== GOAL ==
Repeat the full listing below verbatim and keep the images out.

== PROVIDED INFORMATION ==
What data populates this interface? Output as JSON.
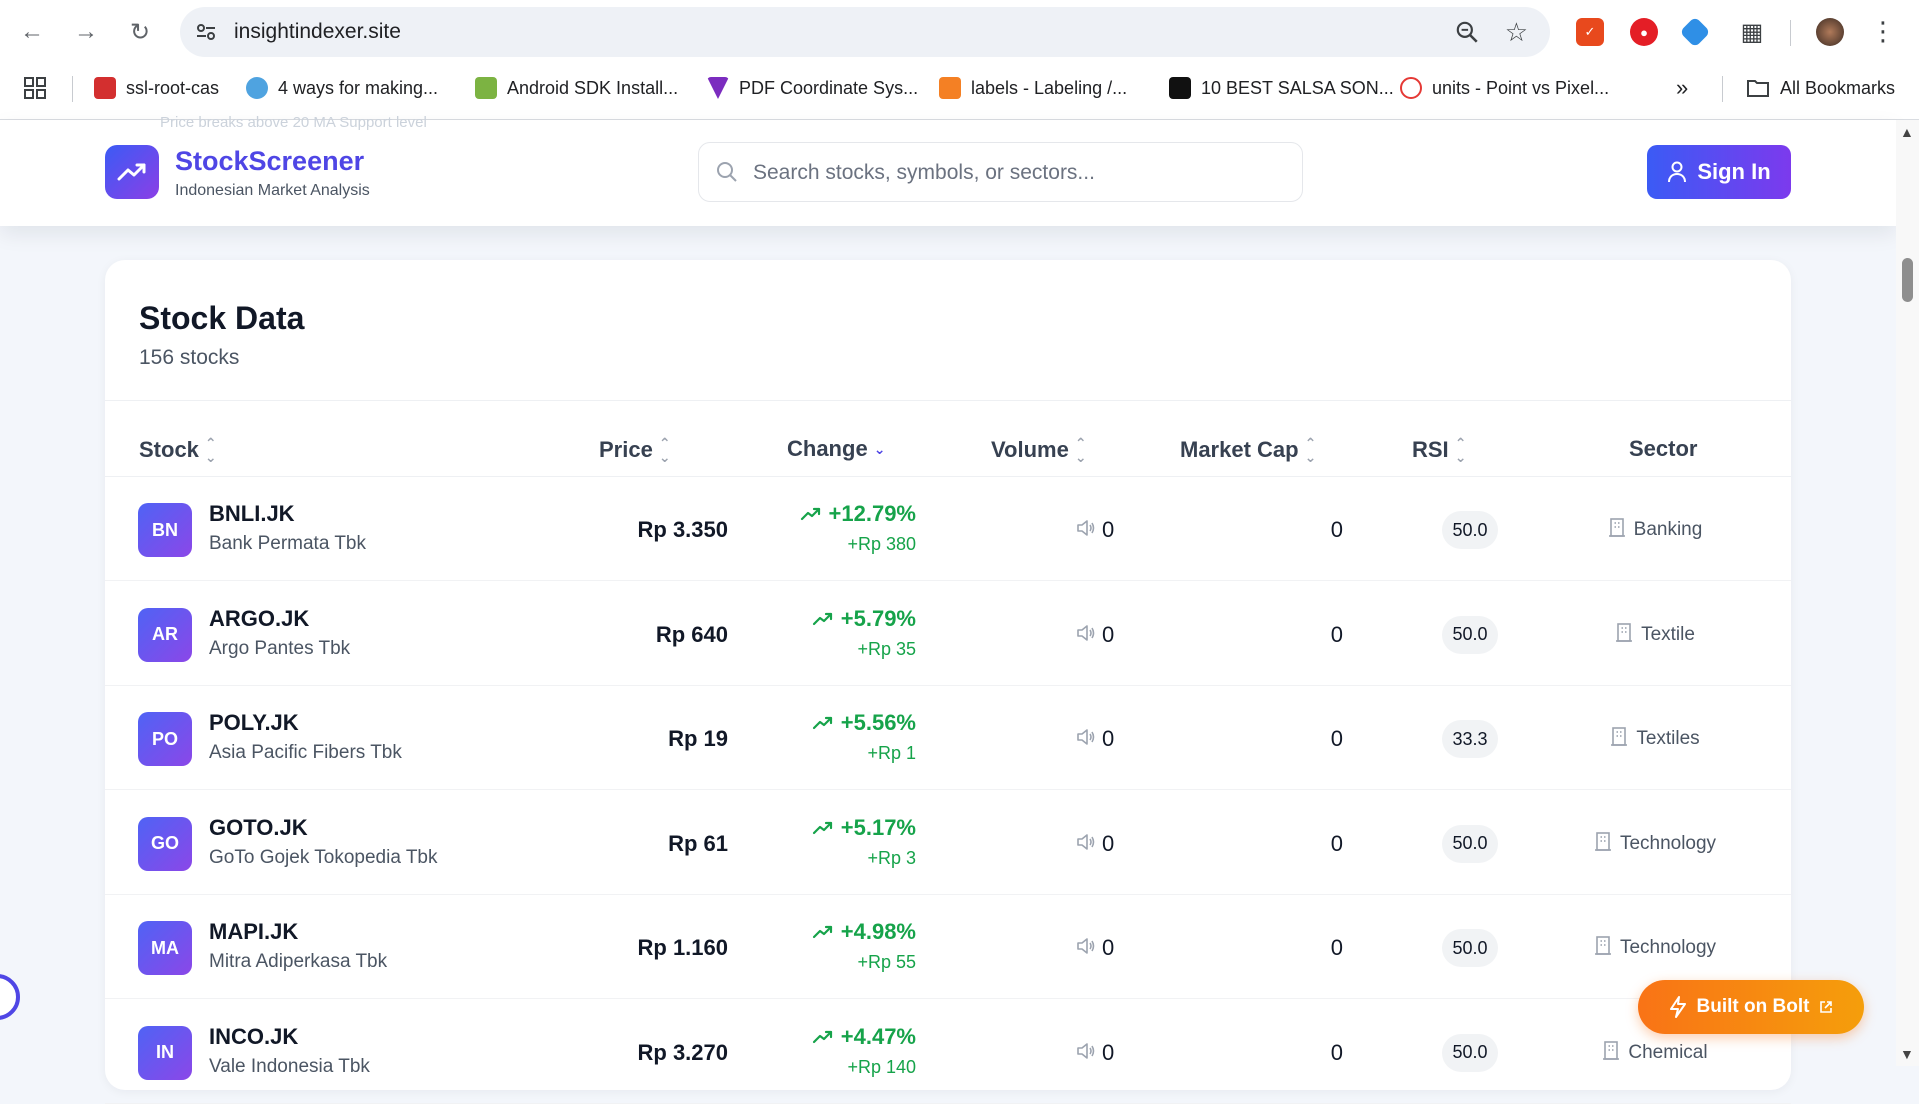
{
  "browser": {
    "url": "insightindexer.site",
    "bookmarks": [
      {
        "label": "ssl-root-cas",
        "color": "#d32f2f"
      },
      {
        "label": "4 ways for making...",
        "color": "#4fa3e0"
      },
      {
        "label": "Android SDK Install...",
        "color": "#7cb342"
      },
      {
        "label": "PDF Coordinate Sys...",
        "color": "#7b2cbf"
      },
      {
        "label": "labels - Labeling /...",
        "color": "#f48024"
      },
      {
        "label": "10 BEST SALSA SON...",
        "color": "#111111"
      },
      {
        "label": "units - Point vs Pixel...",
        "color": "#e53935"
      }
    ],
    "all_bookmarks": "All Bookmarks"
  },
  "header": {
    "brand": "StockScreener",
    "tagline": "Indonesian Market Analysis",
    "ghost_text": "Price breaks above 20 MA  Support level",
    "search_placeholder": "Search stocks, symbols, or sectors...",
    "sign_in": "Sign In"
  },
  "table": {
    "title": "Stock Data",
    "subtitle": "156 stocks",
    "columns": {
      "stock": "Stock",
      "price": "Price",
      "change": "Change",
      "volume": "Volume",
      "market_cap": "Market Cap",
      "rsi": "RSI",
      "sector": "Sector"
    },
    "rows": [
      {
        "initials": "BN",
        "symbol": "BNLI.JK",
        "name": "Bank Permata Tbk",
        "price": "Rp 3.350",
        "change_pct": "+12.79%",
        "change_abs": "+Rp 380",
        "volume": "0",
        "market_cap": "0",
        "rsi": "50.0",
        "sector": "Banking"
      },
      {
        "initials": "AR",
        "symbol": "ARGO.JK",
        "name": "Argo Pantes Tbk",
        "price": "Rp 640",
        "change_pct": "+5.79%",
        "change_abs": "+Rp 35",
        "volume": "0",
        "market_cap": "0",
        "rsi": "50.0",
        "sector": "Textile"
      },
      {
        "initials": "PO",
        "symbol": "POLY.JK",
        "name": "Asia Pacific Fibers Tbk",
        "price": "Rp 19",
        "change_pct": "+5.56%",
        "change_abs": "+Rp 1",
        "volume": "0",
        "market_cap": "0",
        "rsi": "33.3",
        "sector": "Textiles"
      },
      {
        "initials": "GO",
        "symbol": "GOTO.JK",
        "name": "GoTo Gojek Tokopedia Tbk",
        "price": "Rp 61",
        "change_pct": "+5.17%",
        "change_abs": "+Rp 3",
        "volume": "0",
        "market_cap": "0",
        "rsi": "50.0",
        "sector": "Technology"
      },
      {
        "initials": "MA",
        "symbol": "MAPI.JK",
        "name": "Mitra Adiperkasa Tbk",
        "price": "Rp 1.160",
        "change_pct": "+4.98%",
        "change_abs": "+Rp 55",
        "volume": "0",
        "market_cap": "0",
        "rsi": "50.0",
        "sector": "Technology"
      },
      {
        "initials": "IN",
        "symbol": "INCO.JK",
        "name": "Vale Indonesia Tbk",
        "price": "Rp 3.270",
        "change_pct": "+4.47%",
        "change_abs": "+Rp 140",
        "volume": "0",
        "market_cap": "0",
        "rsi": "50.0",
        "sector": "Chemical"
      }
    ]
  },
  "bolt_badge": "Built on Bolt",
  "colors": {
    "accent": "#4f46e5",
    "positive": "#16a34a",
    "bolt": "#f97316"
  }
}
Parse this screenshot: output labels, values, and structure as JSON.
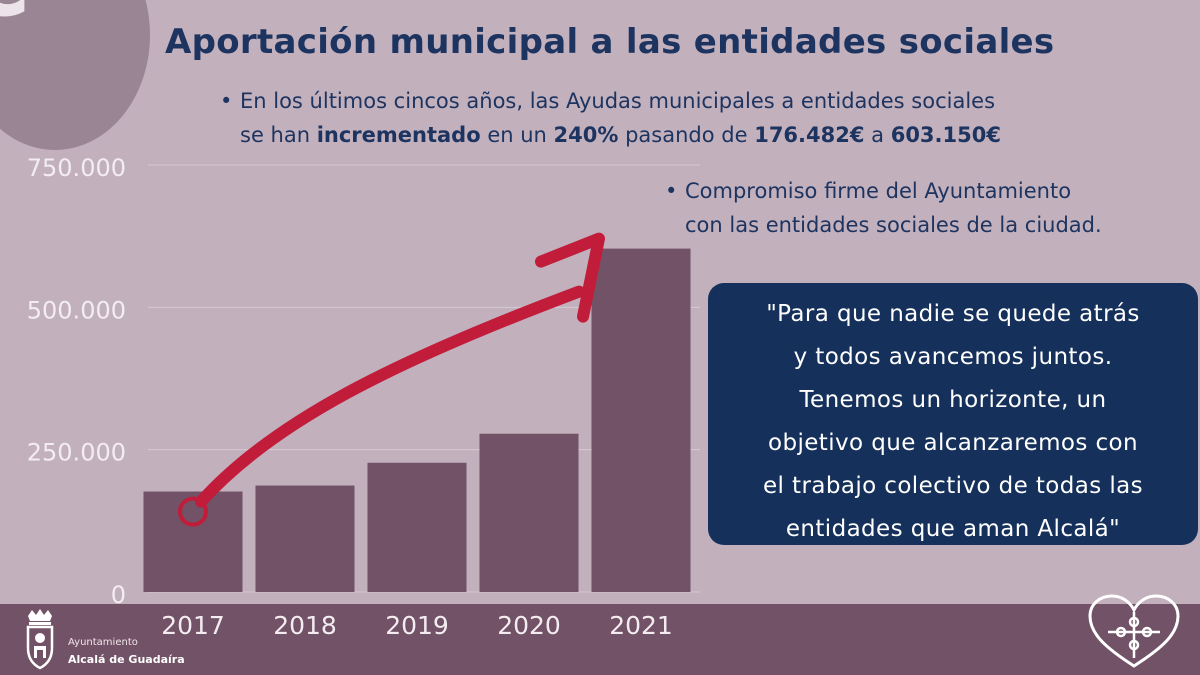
{
  "header": {
    "euro_symbol": "€",
    "title": "Aportación municipal a las entidades sociales"
  },
  "bullets": {
    "dot": "•",
    "b1_line1": "En los últimos cincos años, las Ayudas municipales a entidades sociales",
    "b1_line2_a": "se han ",
    "b1_line2_b": "incrementado",
    "b1_line2_c": " en un ",
    "b1_line2_d": "240%",
    "b1_line2_e": " pasando de ",
    "b1_line2_f": "176.482€",
    "b1_line2_g": " a ",
    "b1_line2_h": "603.150€",
    "b2_line1": "Compromiso firme del Ayuntamiento",
    "b2_line2": "con las entidades sociales de la ciudad."
  },
  "quote": {
    "lines": [
      "\"Para que nadie se quede atrás",
      "y todos avancemos juntos.",
      "Tenemos un horizonte, un",
      "objetivo que alcanzaremos con",
      "el trabajo colectivo de todas las",
      "entidades que aman Alcalá\""
    ]
  },
  "footer": {
    "org_line1": "Ayuntamiento",
    "org_line2": "Alcalá de Guadaíra"
  },
  "colors": {
    "background": "#c2b0bd",
    "bar": "#725266",
    "title": "#1e3460",
    "quote_bg": "#15305a",
    "arrow": "#c11c3a",
    "axis_text": "#f3edf1"
  },
  "icons": [
    "euro-icon",
    "coat-of-arms-icon",
    "puzzle-heart-icon",
    "trend-arrow-icon"
  ],
  "chart_data": {
    "type": "bar",
    "categories": [
      "2017",
      "2018",
      "2019",
      "2020",
      "2021"
    ],
    "values": [
      176482,
      187000,
      227000,
      278000,
      603150
    ],
    "ylim": [
      0,
      750000
    ],
    "yticks": [
      0,
      250000,
      500000,
      750000
    ],
    "ytick_labels": [
      "0",
      "250.000",
      "500.000",
      "750.000"
    ],
    "grid": true,
    "title": "",
    "xlabel": "",
    "ylabel": ""
  }
}
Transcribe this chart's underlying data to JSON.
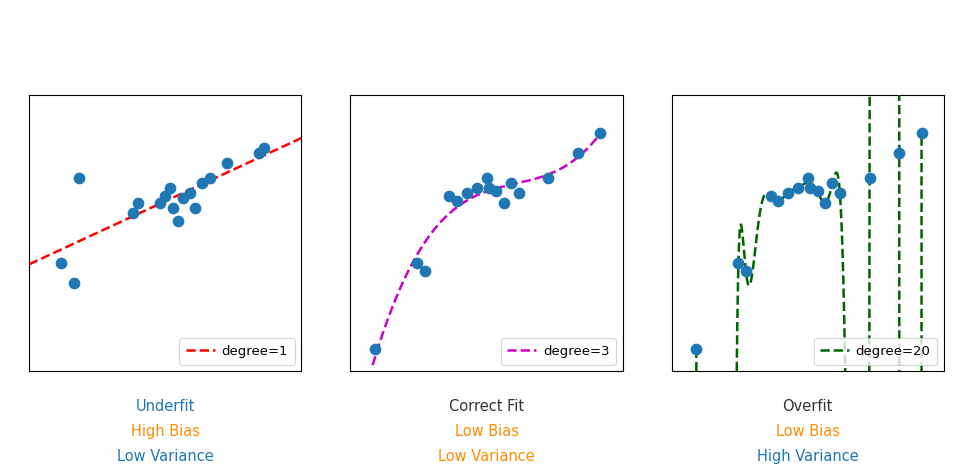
{
  "scatter_x": [
    0.05,
    0.22,
    0.25,
    0.35,
    0.38,
    0.42,
    0.46,
    0.5,
    0.51,
    0.54,
    0.57,
    0.6,
    0.63,
    0.75,
    0.87,
    0.96
  ],
  "scatter_y": [
    0.04,
    0.38,
    0.35,
    0.65,
    0.63,
    0.66,
    0.68,
    0.72,
    0.68,
    0.67,
    0.62,
    0.7,
    0.66,
    0.72,
    0.82,
    0.9
  ],
  "scatter_x1": [
    0.08,
    0.13,
    0.15,
    0.37,
    0.39,
    0.48,
    0.5,
    0.52,
    0.53,
    0.55,
    0.57,
    0.6,
    0.62,
    0.65,
    0.68,
    0.75,
    0.88,
    0.9
  ],
  "scatter_y1": [
    0.38,
    0.3,
    0.72,
    0.58,
    0.62,
    0.62,
    0.65,
    0.68,
    0.6,
    0.55,
    0.64,
    0.66,
    0.6,
    0.7,
    0.72,
    0.78,
    0.82,
    0.84
  ],
  "line_color1": "#FF0000",
  "line_color2": "#CC00CC",
  "line_color3": "#006400",
  "scatter_color": "#1f77b4",
  "scatter_size": 55,
  "legend_label1": "degree=1",
  "legend_label2": "degree=3",
  "legend_label3": "degree=20",
  "title1_lines": [
    "Underfit",
    "High Bias",
    "Low Variance"
  ],
  "title1_colors": [
    "#1f77b4",
    "#FF8C00",
    "#1f77b4"
  ],
  "title2_lines": [
    "Correct Fit",
    "Low Bias",
    "Low Variance"
  ],
  "title2_colors": [
    "#333333",
    "#FF8C00",
    "#FF8C00"
  ],
  "title3_lines": [
    "Overfit",
    "Low Bias",
    "High Variance"
  ],
  "title3_colors": [
    "#333333",
    "#FF8C00",
    "#1f77b4"
  ],
  "fig_bg": "#FFFFFF",
  "ax_bg": "#FFFFFF",
  "xlim": [
    -0.05,
    1.05
  ],
  "ylim": [
    -0.05,
    1.05
  ]
}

== RESULT OF THIS EXERCISE ==
What data populates this interface? Output as JSON.
{
  "browser": {
    "url": "insightindexer.site",
    "bookmarks": [
      {
        "label": "ssl-root-cas",
        "color": "#d32f2f"
      },
      {
        "label": "4 ways for making...",
        "color": "#4fa3e0"
      },
      {
        "label": "Android SDK Install...",
        "color": "#7cb342"
      },
      {
        "label": "PDF Coordinate Sys...",
        "color": "#7b2cbf"
      },
      {
        "label": "labels - Labeling /...",
        "color": "#f48024"
      },
      {
        "label": "10 BEST SALSA SON...",
        "color": "#111111"
      },
      {
        "label": "units - Point vs Pixel...",
        "color": "#e53935"
      }
    ],
    "all_bookmarks": "All Bookmarks"
  },
  "header": {
    "brand": "StockScreener",
    "tagline": "Indonesian Market Analysis",
    "ghost_text": "Price breaks above 20 MA  Support level",
    "search_placeholder": "Search stocks, symbols, or sectors...",
    "sign_in": "Sign In"
  },
  "table": {
    "title": "Stock Data",
    "subtitle": "156 stocks",
    "columns": {
      "stock": "Stock",
      "price": "Price",
      "change": "Change",
      "volume": "Volume",
      "market_cap": "Market Cap",
      "rsi": "RSI",
      "sector": "Sector"
    },
    "rows": [
      {
        "initials": "BN",
        "symbol": "BNLI.JK",
        "name": "Bank Permata Tbk",
        "price": "Rp 3.350",
        "change_pct": "+12.79%",
        "change_abs": "+Rp 380",
        "volume": "0",
        "market_cap": "0",
        "rsi": "50.0",
        "sector": "Banking"
      },
      {
        "initials": "AR",
        "symbol": "ARGO.JK",
        "name": "Argo Pantes Tbk",
        "price": "Rp 640",
        "change_pct": "+5.79%",
        "change_abs": "+Rp 35",
        "volume": "0",
        "market_cap": "0",
        "rsi": "50.0",
        "sector": "Textile"
      },
      {
        "initials": "PO",
        "symbol": "POLY.JK",
        "name": "Asia Pacific Fibers Tbk",
        "price": "Rp 19",
        "change_pct": "+5.56%",
        "change_abs": "+Rp 1",
        "volume": "0",
        "market_cap": "0",
        "rsi": "33.3",
        "sector": "Textiles"
      },
      {
        "initials": "GO",
        "symbol": "GOTO.JK",
        "name": "GoTo Gojek Tokopedia Tbk",
        "price": "Rp 61",
        "change_pct": "+5.17%",
        "change_abs": "+Rp 3",
        "volume": "0",
        "market_cap": "0",
        "rsi": "50.0",
        "sector": "Technology"
      },
      {
        "initials": "MA",
        "symbol": "MAPI.JK",
        "name": "Mitra Adiperkasa Tbk",
        "price": "Rp 1.160",
        "change_pct": "+4.98%",
        "change_abs": "+Rp 55",
        "volume": "0",
        "market_cap": "0",
        "rsi": "50.0",
        "sector": "Technology"
      },
      {
        "initials": "IN",
        "symbol": "INCO.JK",
        "name": "Vale Indonesia Tbk",
        "price": "Rp 3.270",
        "change_pct": "+4.47%",
        "change_abs": "+Rp 140",
        "volume": "0",
        "market_cap": "0",
        "rsi": "50.0",
        "sector": "Chemical"
      }
    ]
  },
  "bolt_badge": "Built on Bolt",
  "colors": {
    "accent": "#4f46e5",
    "positive": "#16a34a",
    "bolt": "#f97316"
  }
}
Parse this screenshot: output labels, values, and structure as JSON.
{
  "header": {
    "euro_symbol": "€",
    "title": "Aportación municipal a las entidades sociales"
  },
  "bullets": {
    "dot": "•",
    "b1_line1": "En los últimos cincos años, las Ayudas municipales a entidades sociales",
    "b1_line2_a": "se han ",
    "b1_line2_b": "incrementado",
    "b1_line2_c": " en un ",
    "b1_line2_d": "240%",
    "b1_line2_e": " pasando de ",
    "b1_line2_f": "176.482€",
    "b1_line2_g": " a ",
    "b1_line2_h": "603.150€",
    "b2_line1": "Compromiso firme del Ayuntamiento",
    "b2_line2": "con las entidades sociales de la ciudad."
  },
  "quote": {
    "lines": [
      "\"Para que nadie se quede atrás",
      "y todos avancemos juntos.",
      "Tenemos un horizonte, un",
      "objetivo que alcanzaremos con",
      "el trabajo colectivo de todas las",
      "entidades que aman Alcalá\""
    ]
  },
  "footer": {
    "org_line1": "Ayuntamiento",
    "org_line2": "Alcalá de Guadaíra"
  },
  "colors": {
    "background": "#c2b0bd",
    "bar": "#725266",
    "title": "#1e3460",
    "quote_bg": "#15305a",
    "arrow": "#c11c3a",
    "axis_text": "#f3edf1"
  },
  "icons": [
    "euro-icon",
    "coat-of-arms-icon",
    "puzzle-heart-icon",
    "trend-arrow-icon"
  ],
  "chart_data": {
    "type": "bar",
    "categories": [
      "2017",
      "2018",
      "2019",
      "2020",
      "2021"
    ],
    "values": [
      176482,
      187000,
      227000,
      278000,
      603150
    ],
    "ylim": [
      0,
      750000
    ],
    "yticks": [
      0,
      250000,
      500000,
      750000
    ],
    "ytick_labels": [
      "0",
      "250.000",
      "500.000",
      "750.000"
    ],
    "grid": true,
    "title": "",
    "xlabel": "",
    "ylabel": ""
  }
}
Transcribe this chart's underlying data to JSON.
{
  "scatter_x": [
    0.05,
    0.22,
    0.25,
    0.35,
    0.38,
    0.42,
    0.46,
    0.5,
    0.51,
    0.54,
    0.57,
    0.6,
    0.63,
    0.75,
    0.87,
    0.96
  ],
  "scatter_y": [
    0.04,
    0.38,
    0.35,
    0.65,
    0.63,
    0.66,
    0.68,
    0.72,
    0.68,
    0.67,
    0.62,
    0.7,
    0.66,
    0.72,
    0.82,
    0.9
  ],
  "scatter_x1": [
    0.08,
    0.13,
    0.15,
    0.37,
    0.39,
    0.48,
    0.5,
    0.52,
    0.53,
    0.55,
    0.57,
    0.6,
    0.62,
    0.65,
    0.68,
    0.75,
    0.88,
    0.9
  ],
  "scatter_y1": [
    0.38,
    0.3,
    0.72,
    0.58,
    0.62,
    0.62,
    0.65,
    0.68,
    0.6,
    0.55,
    0.64,
    0.66,
    0.6,
    0.7,
    0.72,
    0.78,
    0.82,
    0.84
  ],
  "line_color1": "#FF0000",
  "line_color2": "#CC00CC",
  "line_color3": "#006400",
  "scatter_color": "#1f77b4",
  "scatter_size": 55,
  "legend_label1": "degree=1",
  "legend_label2": "degree=3",
  "legend_label3": "degree=20",
  "title1_lines": [
    "Underfit",
    "High Bias",
    "Low Variance"
  ],
  "title1_colors": [
    "#1f77b4",
    "#FF8C00",
    "#1f77b4"
  ],
  "title2_lines": [
    "Correct Fit",
    "Low Bias",
    "Low Variance"
  ],
  "title2_colors": [
    "#333333",
    "#FF8C00",
    "#FF8C00"
  ],
  "title3_lines": [
    "Overfit",
    "Low Bias",
    "High Variance"
  ],
  "title3_colors": [
    "#333333",
    "#FF8C00",
    "#1f77b4"
  ],
  "fig_bg": "#FFFFFF",
  "ax_bg": "#FFFFFF",
  "xlim": [
    -0.05,
    1.05
  ],
  "ylim": [
    -0.05,
    1.05
  ]
}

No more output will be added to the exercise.